## Exercise brief
Wherever a line in the data below holds "Lavergne", copy that line.

## Excerpted records
* * *

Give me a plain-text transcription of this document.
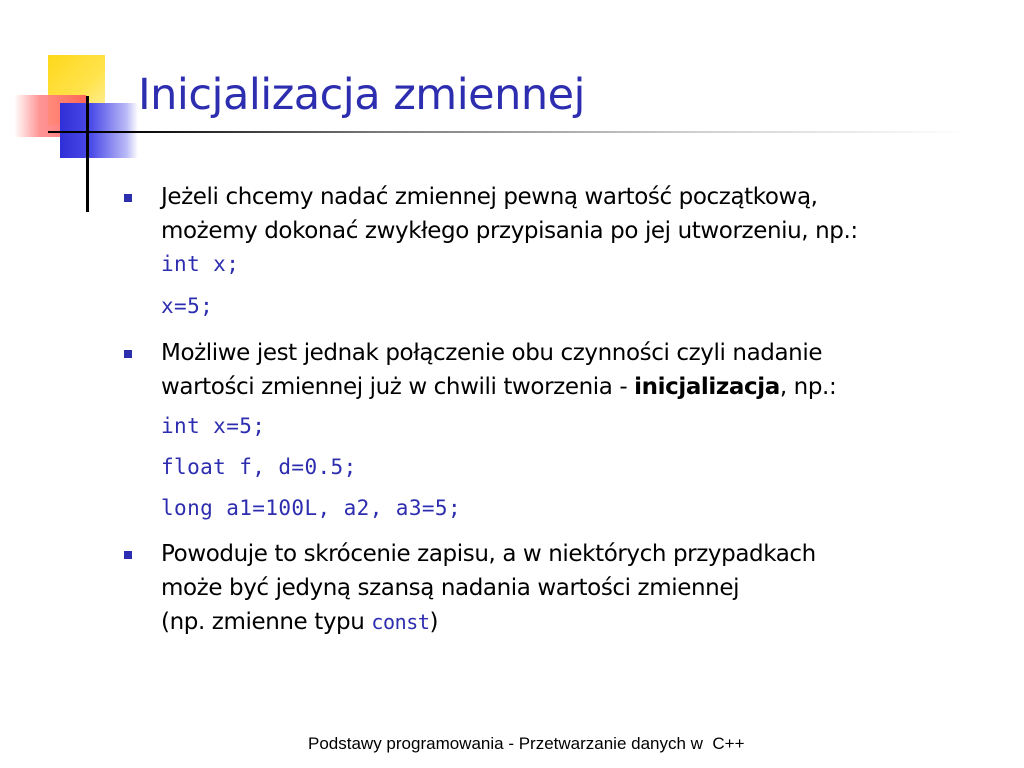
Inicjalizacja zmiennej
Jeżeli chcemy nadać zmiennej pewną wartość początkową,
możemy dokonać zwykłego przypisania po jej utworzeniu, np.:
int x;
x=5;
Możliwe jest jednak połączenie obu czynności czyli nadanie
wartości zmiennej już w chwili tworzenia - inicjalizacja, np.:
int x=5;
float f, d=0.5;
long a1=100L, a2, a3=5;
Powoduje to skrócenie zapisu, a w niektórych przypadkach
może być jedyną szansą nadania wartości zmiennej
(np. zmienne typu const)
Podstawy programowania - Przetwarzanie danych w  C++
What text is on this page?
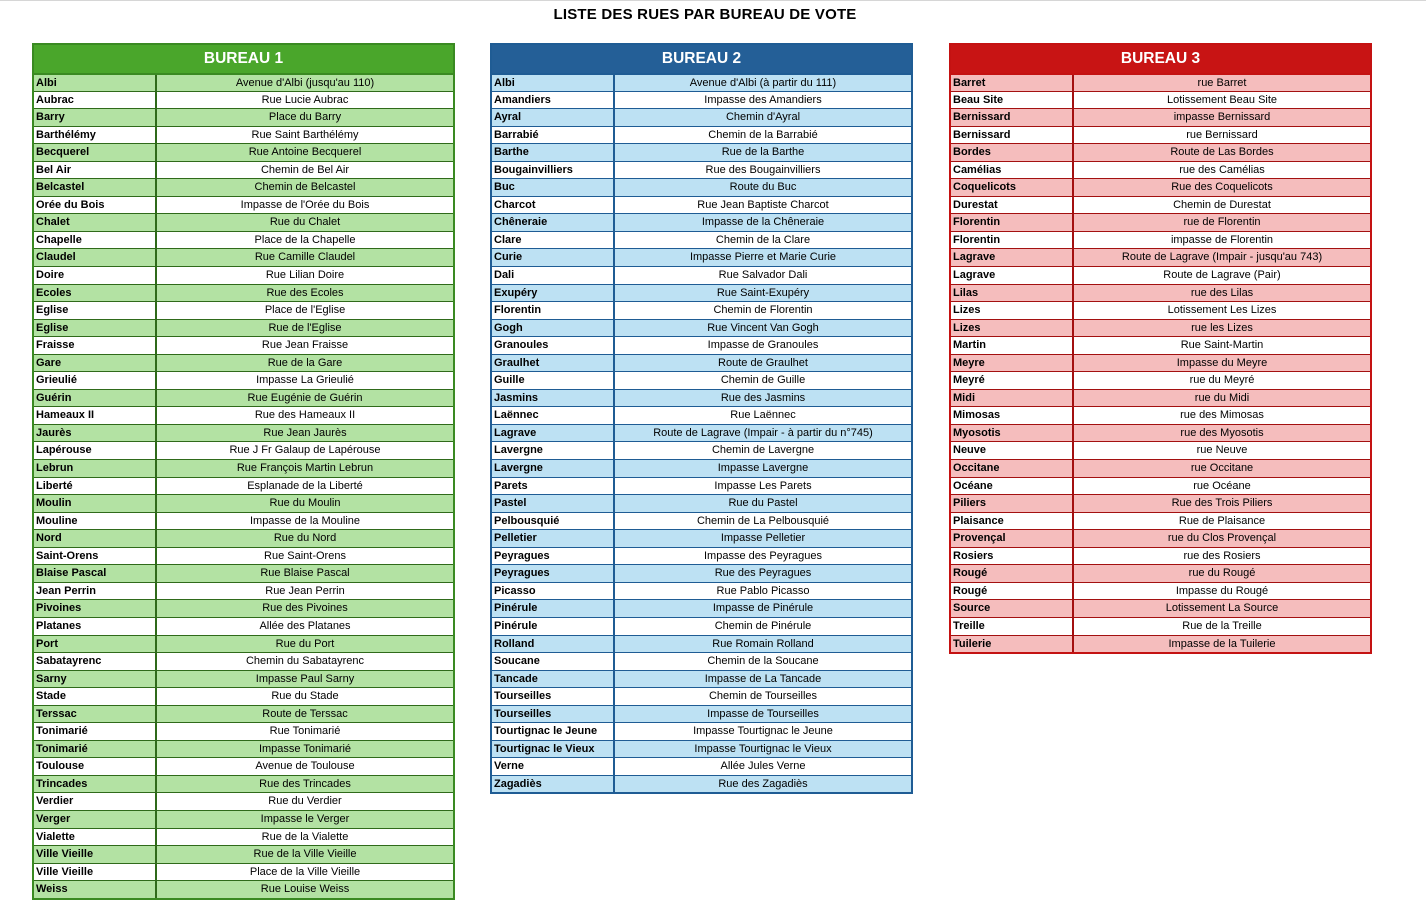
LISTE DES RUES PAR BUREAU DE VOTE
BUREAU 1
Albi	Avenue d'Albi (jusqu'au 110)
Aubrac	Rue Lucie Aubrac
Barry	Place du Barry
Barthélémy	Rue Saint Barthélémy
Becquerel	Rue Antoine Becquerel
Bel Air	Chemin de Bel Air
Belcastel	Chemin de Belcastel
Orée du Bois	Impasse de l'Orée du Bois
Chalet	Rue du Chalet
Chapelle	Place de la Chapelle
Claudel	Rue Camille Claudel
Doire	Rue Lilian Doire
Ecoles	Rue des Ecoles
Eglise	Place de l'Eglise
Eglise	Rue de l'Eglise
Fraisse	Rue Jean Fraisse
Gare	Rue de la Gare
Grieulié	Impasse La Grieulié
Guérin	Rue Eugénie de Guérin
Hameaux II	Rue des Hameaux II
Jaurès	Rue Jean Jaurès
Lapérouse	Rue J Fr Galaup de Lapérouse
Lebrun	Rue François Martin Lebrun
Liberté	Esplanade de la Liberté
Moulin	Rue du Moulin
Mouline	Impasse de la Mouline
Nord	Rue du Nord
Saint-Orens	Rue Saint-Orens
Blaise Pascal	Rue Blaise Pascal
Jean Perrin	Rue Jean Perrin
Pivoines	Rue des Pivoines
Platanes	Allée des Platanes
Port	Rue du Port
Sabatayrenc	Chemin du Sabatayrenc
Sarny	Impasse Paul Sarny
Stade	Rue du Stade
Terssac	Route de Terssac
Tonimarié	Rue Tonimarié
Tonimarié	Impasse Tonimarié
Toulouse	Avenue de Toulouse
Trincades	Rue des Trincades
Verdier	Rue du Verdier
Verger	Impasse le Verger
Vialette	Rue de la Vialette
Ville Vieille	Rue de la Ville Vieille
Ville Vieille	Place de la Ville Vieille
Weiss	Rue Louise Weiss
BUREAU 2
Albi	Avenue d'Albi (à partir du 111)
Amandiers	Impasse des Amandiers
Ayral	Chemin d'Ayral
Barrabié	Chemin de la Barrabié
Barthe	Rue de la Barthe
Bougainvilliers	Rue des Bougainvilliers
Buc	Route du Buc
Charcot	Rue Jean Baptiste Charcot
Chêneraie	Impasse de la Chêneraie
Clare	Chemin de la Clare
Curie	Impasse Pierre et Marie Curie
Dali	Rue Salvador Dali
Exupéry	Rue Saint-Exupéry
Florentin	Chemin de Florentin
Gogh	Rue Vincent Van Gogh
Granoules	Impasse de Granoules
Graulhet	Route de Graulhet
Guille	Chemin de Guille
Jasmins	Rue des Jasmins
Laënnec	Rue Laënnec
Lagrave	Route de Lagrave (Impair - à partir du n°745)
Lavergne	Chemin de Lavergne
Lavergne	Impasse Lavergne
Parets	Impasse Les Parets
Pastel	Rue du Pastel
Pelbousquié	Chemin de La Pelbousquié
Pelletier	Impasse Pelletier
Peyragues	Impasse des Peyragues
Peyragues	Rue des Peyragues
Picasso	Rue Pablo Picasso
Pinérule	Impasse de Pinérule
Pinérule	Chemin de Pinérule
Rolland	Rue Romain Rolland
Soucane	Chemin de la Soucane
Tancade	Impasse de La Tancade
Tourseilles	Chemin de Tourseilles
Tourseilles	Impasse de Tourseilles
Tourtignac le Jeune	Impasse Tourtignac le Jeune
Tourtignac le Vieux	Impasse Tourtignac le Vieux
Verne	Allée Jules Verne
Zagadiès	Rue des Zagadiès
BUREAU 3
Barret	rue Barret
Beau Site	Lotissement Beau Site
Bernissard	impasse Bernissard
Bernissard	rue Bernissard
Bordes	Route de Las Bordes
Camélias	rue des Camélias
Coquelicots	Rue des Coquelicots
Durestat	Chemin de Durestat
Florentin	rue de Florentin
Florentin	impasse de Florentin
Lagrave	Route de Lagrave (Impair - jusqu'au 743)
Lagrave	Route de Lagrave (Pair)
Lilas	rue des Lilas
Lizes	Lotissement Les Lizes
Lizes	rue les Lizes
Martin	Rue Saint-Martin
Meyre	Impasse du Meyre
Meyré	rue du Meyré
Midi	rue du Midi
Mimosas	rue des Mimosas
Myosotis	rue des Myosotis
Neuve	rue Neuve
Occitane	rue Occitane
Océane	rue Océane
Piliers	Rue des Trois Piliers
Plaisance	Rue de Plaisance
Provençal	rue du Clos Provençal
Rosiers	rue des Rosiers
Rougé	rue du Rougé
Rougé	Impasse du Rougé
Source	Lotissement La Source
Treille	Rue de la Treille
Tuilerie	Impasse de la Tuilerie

* * *

## Problem solution
Lavergne	Chemin de Lavergne
Lavergne	Impasse Lavergne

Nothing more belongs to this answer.